In the entries below, find the lines with the word "name" and copy them.
[Start]
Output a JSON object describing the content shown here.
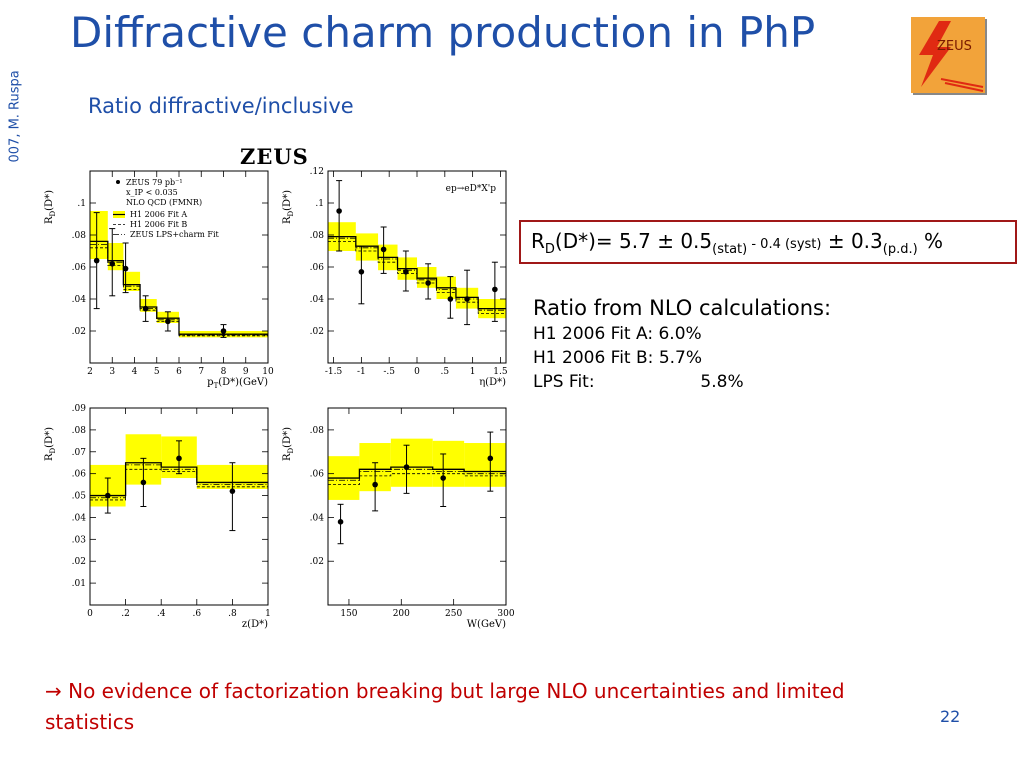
{
  "slide": {
    "side_note": "007, M. Ruspa",
    "title": "Diffractive charm production in PhP",
    "subtitle": "Ratio diffractive/inclusive",
    "logo_text": "ZEUS",
    "figure_header": "ZEUS",
    "page_number": "22"
  },
  "result": {
    "lhs": "R",
    "lhs_sub": "D",
    "lhs_arg": "(D*)= 5.7 ± 0.5",
    "stat_label": "(stat)",
    "syst_label": " - 0.4 (syst)",
    "pm": " ± 0.3",
    "pd_label": "(p.d.)",
    "unit": " %"
  },
  "nlo_ratios": {
    "heading": "Ratio from NLO calculations:",
    "rows": [
      {
        "label": "H1 2006 Fit A:",
        "value": "6.0%"
      },
      {
        "label": "H1 2006 Fit B:",
        "value": "5.7%"
      },
      {
        "label": "LPS Fit:",
        "value": "5.8%"
      }
    ]
  },
  "conclusion": {
    "arrow": "→",
    "text": " No evidence of factorization breaking but large NLO uncertainties and limited statistics"
  },
  "colors": {
    "title_blue": "#1f4fa8",
    "band_yellow": "#ffff00",
    "conclusion_red": "#c00000",
    "box_border": "#a01818"
  },
  "chart_data": [
    {
      "type": "scatter",
      "xlabel": "p_T(D*)(GeV)",
      "ylabel": "R_D(D*)",
      "xlim": [
        2,
        10
      ],
      "ylim": [
        0,
        0.12
      ],
      "xticks": [
        2,
        3,
        4,
        5,
        6,
        7,
        8,
        9,
        10
      ],
      "yticks": [
        0.02,
        0.04,
        0.06,
        0.08,
        0.1
      ],
      "legend": {
        "position": "top-right",
        "entries": [
          "ZEUS 79 pb⁻¹",
          "x_IP < 0.035",
          "NLO QCD (FMNR)",
          "H1 2006 Fit A",
          "H1 2006 Fit B",
          "ZEUS LPS+charm Fit"
        ]
      },
      "bins": [
        [
          2,
          2.8
        ],
        [
          2.8,
          3.5
        ],
        [
          3.5,
          4.25
        ],
        [
          4.25,
          5
        ],
        [
          5,
          6
        ],
        [
          6,
          10
        ]
      ],
      "band_low": [
        0.065,
        0.058,
        0.045,
        0.032,
        0.025,
        0.016
      ],
      "band_high": [
        0.095,
        0.075,
        0.057,
        0.04,
        0.032,
        0.02
      ],
      "fitA": [
        0.076,
        0.064,
        0.049,
        0.035,
        0.028,
        0.018
      ],
      "fitB": [
        0.072,
        0.061,
        0.046,
        0.033,
        0.026,
        0.017
      ],
      "lps": [
        0.074,
        0.063,
        0.048,
        0.034,
        0.027,
        0.0175
      ],
      "points": [
        {
          "x": 2.3,
          "y": 0.064,
          "err_low": 0.03,
          "err_high": 0.03
        },
        {
          "x": 3.0,
          "y": 0.062,
          "err_low": 0.02,
          "err_high": 0.022
        },
        {
          "x": 3.6,
          "y": 0.059,
          "err_low": 0.015,
          "err_high": 0.016
        },
        {
          "x": 4.5,
          "y": 0.034,
          "err_low": 0.008,
          "err_high": 0.008
        },
        {
          "x": 5.5,
          "y": 0.026,
          "err_low": 0.006,
          "err_high": 0.006
        },
        {
          "x": 8.0,
          "y": 0.02,
          "err_low": 0.004,
          "err_high": 0.004
        }
      ]
    },
    {
      "type": "scatter",
      "xlabel": "η(D*)",
      "ylabel": "R_D(D*)",
      "annotation": "ep→eD*X'p",
      "xlim": [
        -1.6,
        1.6
      ],
      "ylim": [
        0,
        0.12
      ],
      "xticks": [
        -1.5,
        -1,
        -0.5,
        0,
        0.5,
        1,
        1.5
      ],
      "yticks": [
        0.02,
        0.04,
        0.06,
        0.08,
        0.1,
        0.12
      ],
      "bins": [
        [
          -1.6,
          -1.1
        ],
        [
          -1.1,
          -0.7
        ],
        [
          -0.7,
          -0.35
        ],
        [
          -0.35,
          0
        ],
        [
          0,
          0.35
        ],
        [
          0.35,
          0.7
        ],
        [
          0.7,
          1.1
        ],
        [
          1.1,
          1.6
        ]
      ],
      "band_low": [
        0.07,
        0.064,
        0.058,
        0.052,
        0.047,
        0.04,
        0.034,
        0.028
      ],
      "band_high": [
        0.088,
        0.081,
        0.074,
        0.066,
        0.06,
        0.054,
        0.047,
        0.04
      ],
      "fitA": [
        0.079,
        0.073,
        0.066,
        0.059,
        0.053,
        0.047,
        0.041,
        0.034
      ],
      "fitB": [
        0.076,
        0.07,
        0.063,
        0.056,
        0.05,
        0.044,
        0.038,
        0.031
      ],
      "lps": [
        0.078,
        0.072,
        0.065,
        0.058,
        0.052,
        0.046,
        0.04,
        0.033
      ],
      "points": [
        {
          "x": -1.4,
          "y": 0.095,
          "err_low": 0.025,
          "err_high": 0.019
        },
        {
          "x": -1.0,
          "y": 0.057,
          "err_low": 0.02,
          "err_high": 0.016
        },
        {
          "x": -0.6,
          "y": 0.071,
          "err_low": 0.015,
          "err_high": 0.014
        },
        {
          "x": -0.2,
          "y": 0.057,
          "err_low": 0.012,
          "err_high": 0.013
        },
        {
          "x": 0.2,
          "y": 0.05,
          "err_low": 0.01,
          "err_high": 0.012
        },
        {
          "x": 0.6,
          "y": 0.04,
          "err_low": 0.012,
          "err_high": 0.014
        },
        {
          "x": 0.9,
          "y": 0.04,
          "err_low": 0.016,
          "err_high": 0.018
        },
        {
          "x": 1.4,
          "y": 0.046,
          "err_low": 0.02,
          "err_high": 0.017
        }
      ]
    },
    {
      "type": "scatter",
      "xlabel": "z(D*)",
      "ylabel": "R_D(D*)",
      "xlim": [
        0,
        1
      ],
      "ylim": [
        0,
        0.09
      ],
      "xticks": [
        0,
        0.2,
        0.4,
        0.6,
        0.8,
        1
      ],
      "yticks": [
        0.01,
        0.02,
        0.03,
        0.04,
        0.05,
        0.06,
        0.07,
        0.08,
        0.09
      ],
      "bins": [
        [
          0,
          0.2
        ],
        [
          0.2,
          0.4
        ],
        [
          0.4,
          0.6
        ],
        [
          0.6,
          1
        ]
      ],
      "band_low": [
        0.045,
        0.055,
        0.058,
        0.053
      ],
      "band_high": [
        0.064,
        0.078,
        0.077,
        0.064
      ],
      "fitA": [
        0.05,
        0.065,
        0.063,
        0.056
      ],
      "fitB": [
        0.048,
        0.062,
        0.061,
        0.054
      ],
      "lps": [
        0.049,
        0.064,
        0.062,
        0.055
      ],
      "points": [
        {
          "x": 0.1,
          "y": 0.05,
          "err_low": 0.008,
          "err_high": 0.008
        },
        {
          "x": 0.3,
          "y": 0.056,
          "err_low": 0.011,
          "err_high": 0.011
        },
        {
          "x": 0.5,
          "y": 0.067,
          "err_low": 0.007,
          "err_high": 0.008
        },
        {
          "x": 0.8,
          "y": 0.052,
          "err_low": 0.018,
          "err_high": 0.013
        }
      ]
    },
    {
      "type": "scatter",
      "xlabel": "W(GeV)",
      "ylabel": "R_D(D*)",
      "xlim": [
        130,
        300
      ],
      "ylim": [
        0,
        0.09
      ],
      "xticks": [
        150,
        200,
        250,
        300
      ],
      "yticks": [
        0.02,
        0.04,
        0.06,
        0.08
      ],
      "bins": [
        [
          130,
          160
        ],
        [
          160,
          190
        ],
        [
          190,
          230
        ],
        [
          230,
          260
        ],
        [
          260,
          300
        ]
      ],
      "band_low": [
        0.048,
        0.052,
        0.054,
        0.054,
        0.054
      ],
      "band_high": [
        0.068,
        0.074,
        0.076,
        0.075,
        0.074
      ],
      "fitA": [
        0.058,
        0.062,
        0.063,
        0.062,
        0.061
      ],
      "fitB": [
        0.055,
        0.059,
        0.06,
        0.06,
        0.059
      ],
      "lps": [
        0.057,
        0.061,
        0.062,
        0.061,
        0.06
      ],
      "points": [
        {
          "x": 142,
          "y": 0.038,
          "err_low": 0.01,
          "err_high": 0.008
        },
        {
          "x": 175,
          "y": 0.055,
          "err_low": 0.012,
          "err_high": 0.01
        },
        {
          "x": 205,
          "y": 0.063,
          "err_low": 0.012,
          "err_high": 0.01
        },
        {
          "x": 240,
          "y": 0.058,
          "err_low": 0.013,
          "err_high": 0.011
        },
        {
          "x": 285,
          "y": 0.067,
          "err_low": 0.015,
          "err_high": 0.012
        }
      ]
    }
  ]
}
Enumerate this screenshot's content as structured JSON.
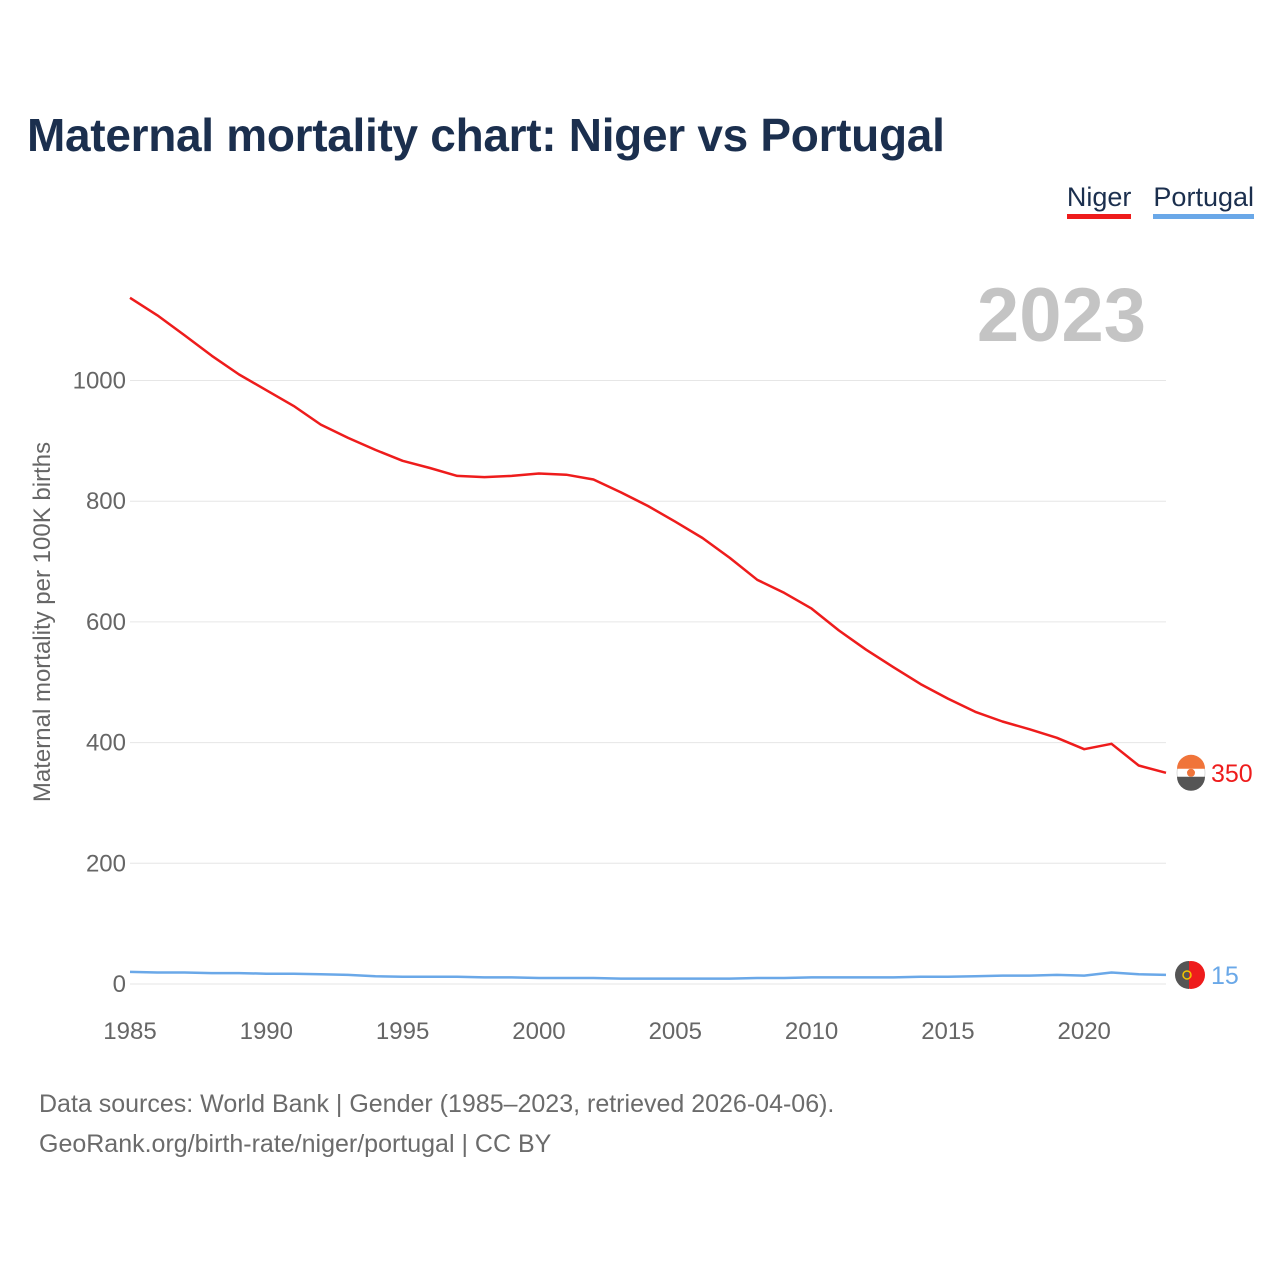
{
  "title": "Maternal mortality chart: Niger vs Portugal",
  "legend": [
    {
      "name": "Niger",
      "color": "#ee1c1c"
    },
    {
      "name": "Portugal",
      "color": "#6aa8e8"
    }
  ],
  "footer": {
    "line1": "Data sources: World Bank | Gender (1985–2023, retrieved 2026-04-06).",
    "line2": "GeoRank.org/birth-rate/niger/portugal | CC BY"
  },
  "chart_data": {
    "type": "line",
    "title": "Maternal mortality chart: Niger vs Portugal",
    "year_label": "2023",
    "xlabel": "",
    "ylabel": "Maternal mortality per 100K births",
    "xlim": [
      1985,
      2023
    ],
    "ylim": [
      0,
      1150
    ],
    "x_ticks": [
      1985,
      1990,
      1995,
      2000,
      2005,
      2010,
      2015,
      2020
    ],
    "y_ticks": [
      0,
      200,
      400,
      600,
      800,
      1000
    ],
    "grid": true,
    "legend_position": "top-right",
    "x": [
      1985,
      1986,
      1987,
      1988,
      1989,
      1990,
      1991,
      1992,
      1993,
      1994,
      1995,
      1996,
      1997,
      1998,
      1999,
      2000,
      2001,
      2002,
      2003,
      2004,
      2005,
      2006,
      2007,
      2008,
      2009,
      2010,
      2011,
      2012,
      2013,
      2014,
      2015,
      2016,
      2017,
      2018,
      2019,
      2020,
      2021,
      2022,
      2023
    ],
    "series": [
      {
        "name": "Niger",
        "color": "#ee1c1c",
        "end_label": "350",
        "values": [
          1137,
          1108,
          1075,
          1041,
          1010,
          984,
          958,
          927,
          905,
          885,
          867,
          855,
          842,
          840,
          842,
          846,
          844,
          836,
          815,
          792,
          766,
          739,
          706,
          670,
          648,
          622,
          586,
          554,
          525,
          497,
          473,
          451,
          435,
          422,
          408,
          389,
          398,
          362,
          350
        ]
      },
      {
        "name": "Portugal",
        "color": "#6aa8e8",
        "end_label": "15",
        "values": [
          20,
          19,
          19,
          18,
          18,
          17,
          17,
          16,
          15,
          13,
          12,
          12,
          12,
          11,
          11,
          10,
          10,
          10,
          9,
          9,
          9,
          9,
          9,
          10,
          10,
          11,
          11,
          11,
          11,
          12,
          12,
          13,
          14,
          14,
          15,
          14,
          19,
          16,
          15
        ]
      }
    ]
  }
}
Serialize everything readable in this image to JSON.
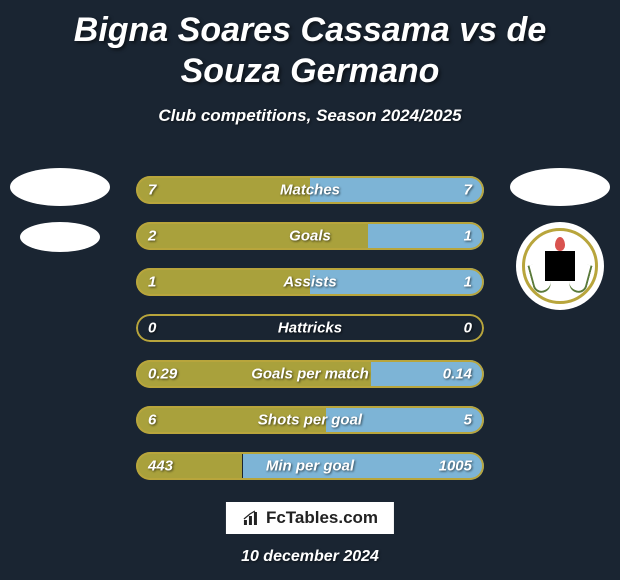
[End]
**Exercise answer**
      "name": "Niger",
      "name": "Portugal",
        "name": "Niger",
        "name": "Portugal",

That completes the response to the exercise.